Required task> Return all lines below containing the word "процессе".

## start

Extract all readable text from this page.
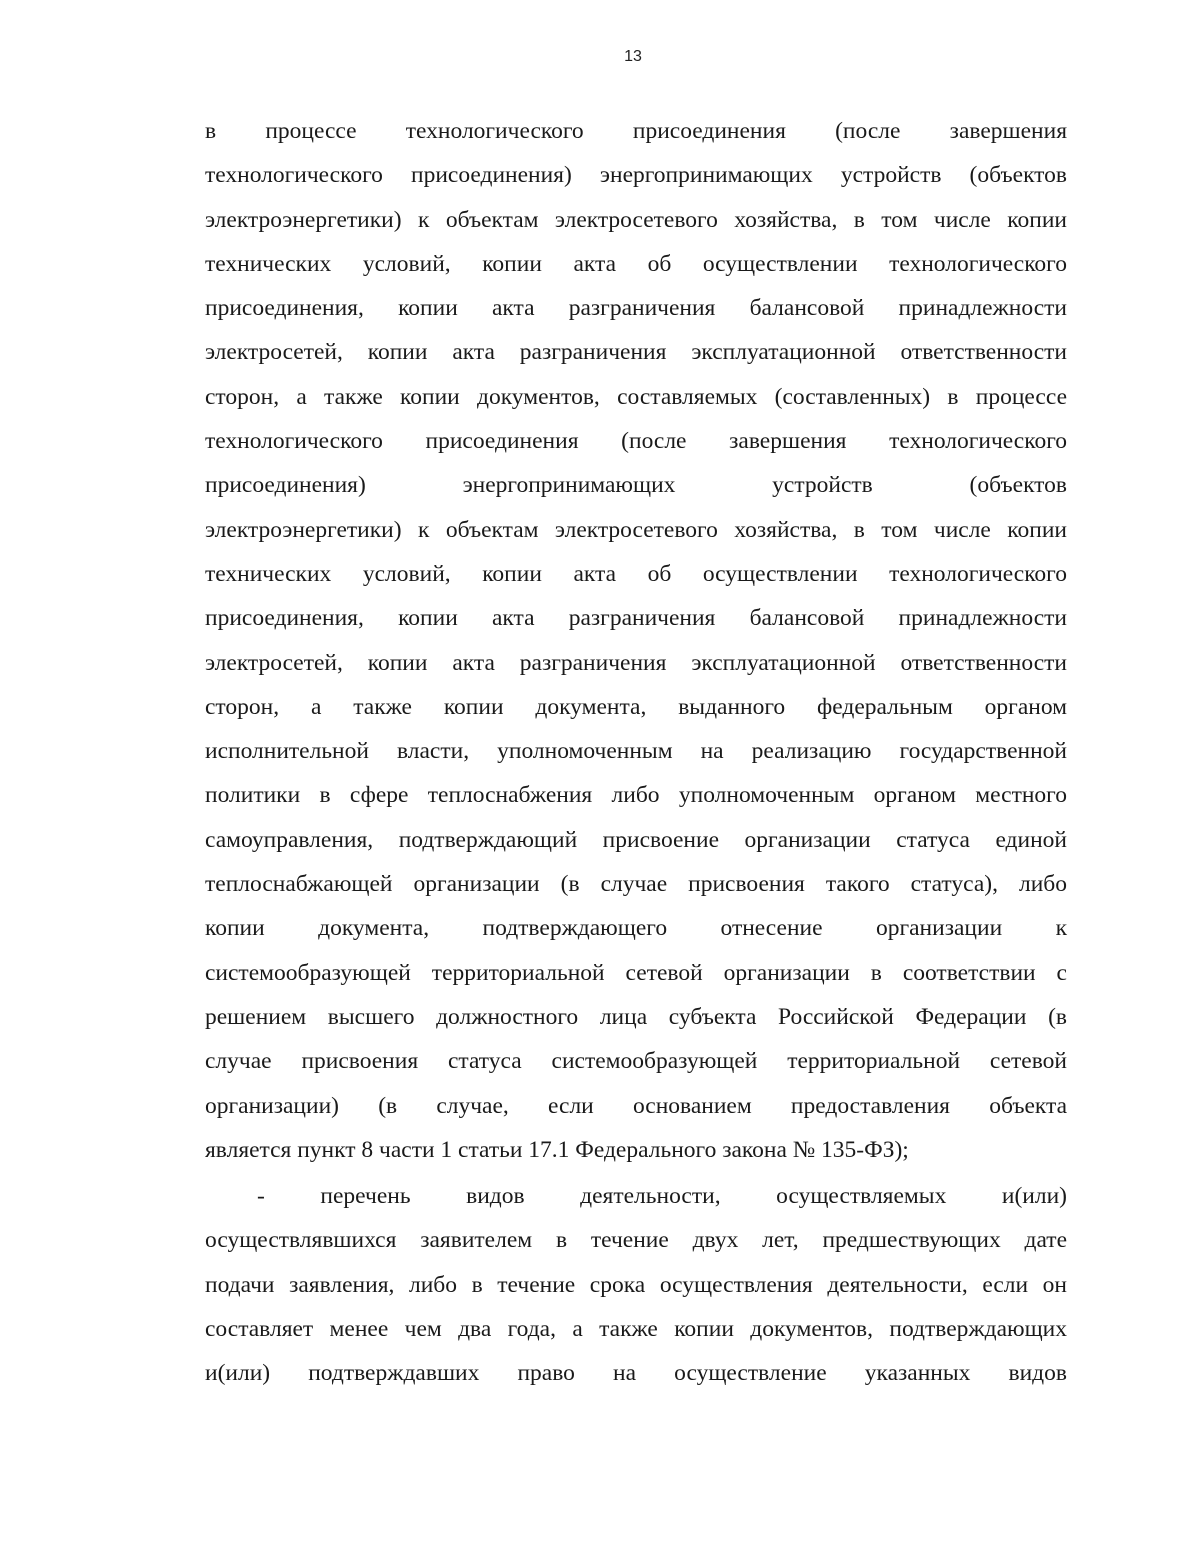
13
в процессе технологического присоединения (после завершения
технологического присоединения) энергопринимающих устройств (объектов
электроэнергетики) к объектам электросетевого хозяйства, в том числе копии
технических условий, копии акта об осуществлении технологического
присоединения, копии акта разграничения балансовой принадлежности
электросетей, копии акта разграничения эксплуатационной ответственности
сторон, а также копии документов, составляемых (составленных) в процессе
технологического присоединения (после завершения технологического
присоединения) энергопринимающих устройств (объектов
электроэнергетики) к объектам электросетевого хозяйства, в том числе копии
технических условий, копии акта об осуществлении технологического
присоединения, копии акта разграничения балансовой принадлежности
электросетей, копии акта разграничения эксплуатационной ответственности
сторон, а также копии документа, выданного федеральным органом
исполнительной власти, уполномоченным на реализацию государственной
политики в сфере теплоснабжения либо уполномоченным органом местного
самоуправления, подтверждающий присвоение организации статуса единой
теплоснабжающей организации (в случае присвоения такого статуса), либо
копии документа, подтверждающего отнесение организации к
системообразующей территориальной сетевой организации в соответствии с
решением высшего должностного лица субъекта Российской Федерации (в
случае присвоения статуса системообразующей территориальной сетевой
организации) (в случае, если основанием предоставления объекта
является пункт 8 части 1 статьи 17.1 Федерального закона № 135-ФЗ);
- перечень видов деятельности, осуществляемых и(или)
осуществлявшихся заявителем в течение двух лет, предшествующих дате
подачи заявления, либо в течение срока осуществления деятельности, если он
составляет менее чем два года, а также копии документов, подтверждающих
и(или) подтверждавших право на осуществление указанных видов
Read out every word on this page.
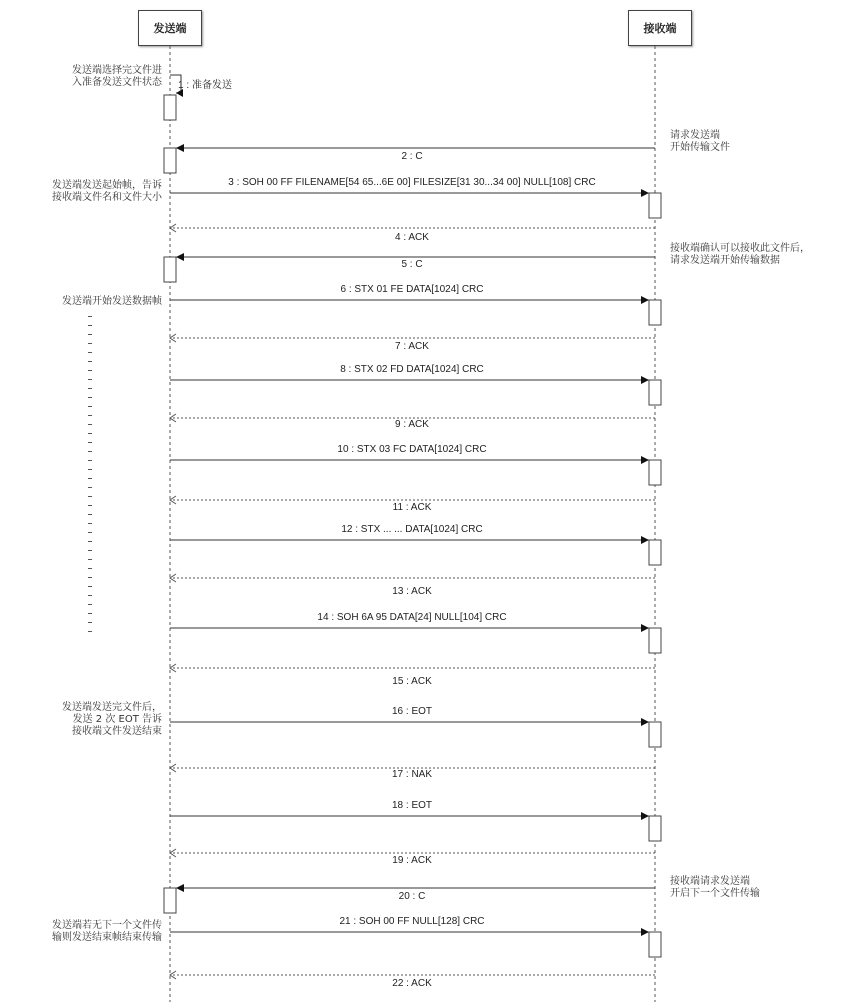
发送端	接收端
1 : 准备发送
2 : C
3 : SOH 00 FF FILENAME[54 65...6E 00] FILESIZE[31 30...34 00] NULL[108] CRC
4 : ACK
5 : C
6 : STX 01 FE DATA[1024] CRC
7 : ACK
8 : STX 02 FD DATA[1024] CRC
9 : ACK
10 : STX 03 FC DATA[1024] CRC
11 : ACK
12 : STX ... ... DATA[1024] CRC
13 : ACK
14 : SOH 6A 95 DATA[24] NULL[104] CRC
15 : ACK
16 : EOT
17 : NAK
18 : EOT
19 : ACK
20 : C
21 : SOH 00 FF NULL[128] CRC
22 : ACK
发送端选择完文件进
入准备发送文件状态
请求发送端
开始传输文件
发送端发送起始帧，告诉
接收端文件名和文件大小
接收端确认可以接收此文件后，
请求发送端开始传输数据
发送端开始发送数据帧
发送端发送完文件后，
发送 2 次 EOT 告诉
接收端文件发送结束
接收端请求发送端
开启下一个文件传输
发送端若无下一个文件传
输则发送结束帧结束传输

## end

Answer below>
в процессе технологического присоединения (после завершения
сторон, а также копии документов, составляемых (составленных) в процессе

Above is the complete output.